--- START ---

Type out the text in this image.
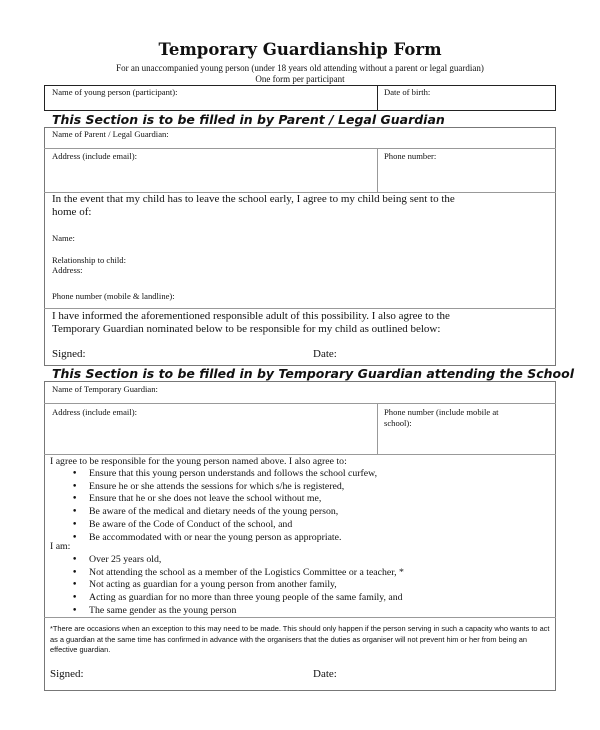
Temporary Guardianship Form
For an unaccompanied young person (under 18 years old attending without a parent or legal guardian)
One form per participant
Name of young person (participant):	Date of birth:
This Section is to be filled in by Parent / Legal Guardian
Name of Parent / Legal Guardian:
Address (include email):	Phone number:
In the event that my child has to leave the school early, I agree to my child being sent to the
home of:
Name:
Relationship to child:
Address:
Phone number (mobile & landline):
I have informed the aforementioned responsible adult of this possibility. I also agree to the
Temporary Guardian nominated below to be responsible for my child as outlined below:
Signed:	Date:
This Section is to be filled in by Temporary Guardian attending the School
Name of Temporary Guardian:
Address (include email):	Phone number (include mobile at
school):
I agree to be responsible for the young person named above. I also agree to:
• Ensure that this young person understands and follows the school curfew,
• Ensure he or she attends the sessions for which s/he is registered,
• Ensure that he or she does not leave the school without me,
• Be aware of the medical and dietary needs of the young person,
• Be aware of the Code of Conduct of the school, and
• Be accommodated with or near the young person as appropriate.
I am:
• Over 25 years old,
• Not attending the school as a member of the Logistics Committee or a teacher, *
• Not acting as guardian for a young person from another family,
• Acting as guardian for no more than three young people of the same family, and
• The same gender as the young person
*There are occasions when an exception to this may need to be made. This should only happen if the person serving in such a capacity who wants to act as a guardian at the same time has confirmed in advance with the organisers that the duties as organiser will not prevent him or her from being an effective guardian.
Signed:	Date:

--- END ---

* _Aim of the exercise_:
Repeat the data exactly, excluding the pictures.

* _Result below_:
Type out the text in this image.
Temporary Guardianship Form
For an unaccompanied young person (under 18 years old attending without a parent or legal guardian)
One form per participant
Name of young person (participant):	Date of birth:
This Section is to be filled in by Parent / Legal Guardian
Name of Parent / Legal Guardian:
Address (include email):	Phone number:
In the event that my child has to leave the school early, I agree to my child being sent to the
home of:
Name:
Relationship to child:
Address:
Phone number (mobile & landline):
I have informed the aforementioned responsible adult of this possibility. I also agree to the
Temporary Guardian nominated below to be responsible for my child as outlined below:
Signed:	Date:
This Section is to be filled in by Temporary Guardian attending the School
Name of Temporary Guardian:
Address (include email):	Phone number (include mobile at
school):
I agree to be responsible for the young person named above. I also agree to:
• Ensure that this young person understands and follows the school curfew,
• Ensure he or she attends the sessions for which s/he is registered,
• Ensure that he or she does not leave the school without me,
• Be aware of the medical and dietary needs of the young person,
• Be aware of the Code of Conduct of the school, and
• Be accommodated with or near the young person as appropriate.
I am:
• Over 25 years old,
• Not attending the school as a member of the Logistics Committee or a teacher, *
• Not acting as guardian for a young person from another family,
• Acting as guardian for no more than three young people of the same family, and
• The same gender as the young person
*There are occasions when an exception to this may need to be made. This should only happen if the person serving in such a capacity who wants to act as a guardian at the same time has confirmed in advance with the organisers that the duties as organiser will not prevent him or her from being an effective guardian.
Signed:	Date:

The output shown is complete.